Dataset items:
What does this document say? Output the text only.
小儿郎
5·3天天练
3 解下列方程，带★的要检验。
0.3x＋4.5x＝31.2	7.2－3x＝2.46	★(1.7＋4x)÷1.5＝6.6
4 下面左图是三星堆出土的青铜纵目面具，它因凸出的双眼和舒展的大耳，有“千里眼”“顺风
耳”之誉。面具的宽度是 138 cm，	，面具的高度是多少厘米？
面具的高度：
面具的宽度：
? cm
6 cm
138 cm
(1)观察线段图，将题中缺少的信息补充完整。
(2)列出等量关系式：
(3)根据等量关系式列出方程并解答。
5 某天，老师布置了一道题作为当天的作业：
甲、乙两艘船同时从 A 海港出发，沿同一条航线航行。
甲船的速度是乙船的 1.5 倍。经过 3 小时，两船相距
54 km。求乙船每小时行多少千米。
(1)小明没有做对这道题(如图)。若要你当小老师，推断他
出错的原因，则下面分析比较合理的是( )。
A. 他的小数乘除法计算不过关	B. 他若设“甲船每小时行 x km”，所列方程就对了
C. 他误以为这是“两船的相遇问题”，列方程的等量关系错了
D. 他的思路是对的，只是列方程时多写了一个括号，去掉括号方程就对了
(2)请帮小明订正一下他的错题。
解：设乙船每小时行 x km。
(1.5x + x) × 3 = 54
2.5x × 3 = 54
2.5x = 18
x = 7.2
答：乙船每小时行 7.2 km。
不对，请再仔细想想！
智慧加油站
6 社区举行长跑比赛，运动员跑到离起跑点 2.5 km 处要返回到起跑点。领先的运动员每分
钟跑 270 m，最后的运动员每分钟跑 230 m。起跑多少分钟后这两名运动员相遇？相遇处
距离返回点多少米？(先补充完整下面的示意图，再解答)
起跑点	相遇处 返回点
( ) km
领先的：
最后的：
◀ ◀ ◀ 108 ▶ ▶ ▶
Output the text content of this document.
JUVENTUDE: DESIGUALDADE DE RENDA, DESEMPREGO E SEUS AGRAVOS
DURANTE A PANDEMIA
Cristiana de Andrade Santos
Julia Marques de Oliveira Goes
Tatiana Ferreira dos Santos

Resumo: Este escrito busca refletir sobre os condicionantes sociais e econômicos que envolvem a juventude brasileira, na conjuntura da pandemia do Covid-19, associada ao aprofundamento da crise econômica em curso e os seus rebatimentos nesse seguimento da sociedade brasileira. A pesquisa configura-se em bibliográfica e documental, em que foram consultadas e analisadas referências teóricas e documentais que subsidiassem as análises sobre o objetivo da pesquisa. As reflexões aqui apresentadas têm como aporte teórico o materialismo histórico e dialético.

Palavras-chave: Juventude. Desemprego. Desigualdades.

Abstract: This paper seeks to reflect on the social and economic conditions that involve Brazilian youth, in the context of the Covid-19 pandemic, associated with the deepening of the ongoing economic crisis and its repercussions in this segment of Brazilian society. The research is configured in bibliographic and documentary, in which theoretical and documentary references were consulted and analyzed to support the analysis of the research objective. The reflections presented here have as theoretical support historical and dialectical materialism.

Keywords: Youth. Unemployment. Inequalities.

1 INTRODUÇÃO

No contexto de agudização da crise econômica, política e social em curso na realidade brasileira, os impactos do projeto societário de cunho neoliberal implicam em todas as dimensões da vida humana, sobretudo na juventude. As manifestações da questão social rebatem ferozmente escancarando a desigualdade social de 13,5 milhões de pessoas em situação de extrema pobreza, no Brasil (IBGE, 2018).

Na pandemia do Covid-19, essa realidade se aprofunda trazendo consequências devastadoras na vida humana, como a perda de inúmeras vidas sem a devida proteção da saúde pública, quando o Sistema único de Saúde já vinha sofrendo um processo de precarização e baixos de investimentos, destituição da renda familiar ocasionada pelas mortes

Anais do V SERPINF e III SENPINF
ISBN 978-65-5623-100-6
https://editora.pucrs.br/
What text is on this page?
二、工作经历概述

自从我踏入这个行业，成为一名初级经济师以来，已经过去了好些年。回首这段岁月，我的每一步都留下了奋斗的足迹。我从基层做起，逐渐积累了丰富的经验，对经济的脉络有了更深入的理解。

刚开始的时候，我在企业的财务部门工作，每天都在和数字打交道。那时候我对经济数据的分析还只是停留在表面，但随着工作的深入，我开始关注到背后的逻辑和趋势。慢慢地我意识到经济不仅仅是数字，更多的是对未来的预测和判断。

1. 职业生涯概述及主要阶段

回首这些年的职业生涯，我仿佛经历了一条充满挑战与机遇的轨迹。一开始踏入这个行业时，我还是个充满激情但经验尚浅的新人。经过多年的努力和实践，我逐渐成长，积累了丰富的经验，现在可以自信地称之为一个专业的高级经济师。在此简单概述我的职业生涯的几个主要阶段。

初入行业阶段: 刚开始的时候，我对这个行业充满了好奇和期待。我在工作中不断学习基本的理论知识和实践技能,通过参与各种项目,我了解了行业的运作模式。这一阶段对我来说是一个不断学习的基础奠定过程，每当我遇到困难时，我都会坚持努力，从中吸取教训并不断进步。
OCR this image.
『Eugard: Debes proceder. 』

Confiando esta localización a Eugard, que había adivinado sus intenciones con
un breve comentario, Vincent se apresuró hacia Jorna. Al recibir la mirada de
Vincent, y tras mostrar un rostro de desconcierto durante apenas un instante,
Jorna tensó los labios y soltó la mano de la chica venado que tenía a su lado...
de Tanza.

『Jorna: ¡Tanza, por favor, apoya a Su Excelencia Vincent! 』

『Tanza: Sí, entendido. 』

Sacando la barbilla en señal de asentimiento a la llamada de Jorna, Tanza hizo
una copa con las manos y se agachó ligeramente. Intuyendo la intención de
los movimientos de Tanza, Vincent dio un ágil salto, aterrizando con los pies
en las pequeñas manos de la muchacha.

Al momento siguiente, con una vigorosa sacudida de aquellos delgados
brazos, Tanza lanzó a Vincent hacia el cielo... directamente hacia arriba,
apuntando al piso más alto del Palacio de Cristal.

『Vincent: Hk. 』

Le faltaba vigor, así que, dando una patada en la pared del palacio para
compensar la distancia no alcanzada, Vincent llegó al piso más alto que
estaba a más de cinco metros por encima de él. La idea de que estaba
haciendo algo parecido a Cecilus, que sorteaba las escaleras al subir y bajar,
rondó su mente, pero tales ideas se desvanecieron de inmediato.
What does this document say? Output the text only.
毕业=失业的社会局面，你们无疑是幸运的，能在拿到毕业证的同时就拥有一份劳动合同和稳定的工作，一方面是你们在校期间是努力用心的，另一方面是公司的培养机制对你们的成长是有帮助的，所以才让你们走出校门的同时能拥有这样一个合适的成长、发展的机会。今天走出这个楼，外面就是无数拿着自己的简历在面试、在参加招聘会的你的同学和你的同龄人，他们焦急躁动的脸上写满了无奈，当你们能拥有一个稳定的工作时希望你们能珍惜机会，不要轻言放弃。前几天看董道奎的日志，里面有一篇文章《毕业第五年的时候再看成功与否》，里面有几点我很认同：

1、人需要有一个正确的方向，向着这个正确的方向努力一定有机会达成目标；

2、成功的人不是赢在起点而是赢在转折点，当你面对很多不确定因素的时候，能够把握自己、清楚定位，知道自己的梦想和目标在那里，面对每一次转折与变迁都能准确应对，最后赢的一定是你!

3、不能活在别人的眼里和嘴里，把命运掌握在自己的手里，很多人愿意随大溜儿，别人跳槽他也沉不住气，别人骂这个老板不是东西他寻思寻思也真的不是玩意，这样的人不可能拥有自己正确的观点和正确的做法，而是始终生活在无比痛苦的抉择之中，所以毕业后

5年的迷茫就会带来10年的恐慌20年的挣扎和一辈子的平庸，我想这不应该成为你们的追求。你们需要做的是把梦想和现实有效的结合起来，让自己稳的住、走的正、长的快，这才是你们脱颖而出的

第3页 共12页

- _Problem to solve_: Pull out every line containing "realidade".

- _Exercise answer_:
No contexto de agudização da crise econômica, política e social em curso na realidade brasileira, os impactos do projeto societário de cunho neoliberal implicam em todas as dimensões da vida humana, sobretudo na juventude. As manifestações da questão social rebatem ferozmente escancarando a desigualdade social de 13,5 milhões de pessoas em situação de extrema pobreza, no Brasil (IBGE, 2018).
Na pandemia do Covid-19, essa realidade se aprofunda trazendo consequências devastadoras na vida humana, como a perda de inúmeras vidas sem a devida proteção da saúde pública, quando o Sistema único de Saúde já vinha sofrendo um processo de precarização e baixos de investimentos, destituição da renda familiar ocasionada pelas mortes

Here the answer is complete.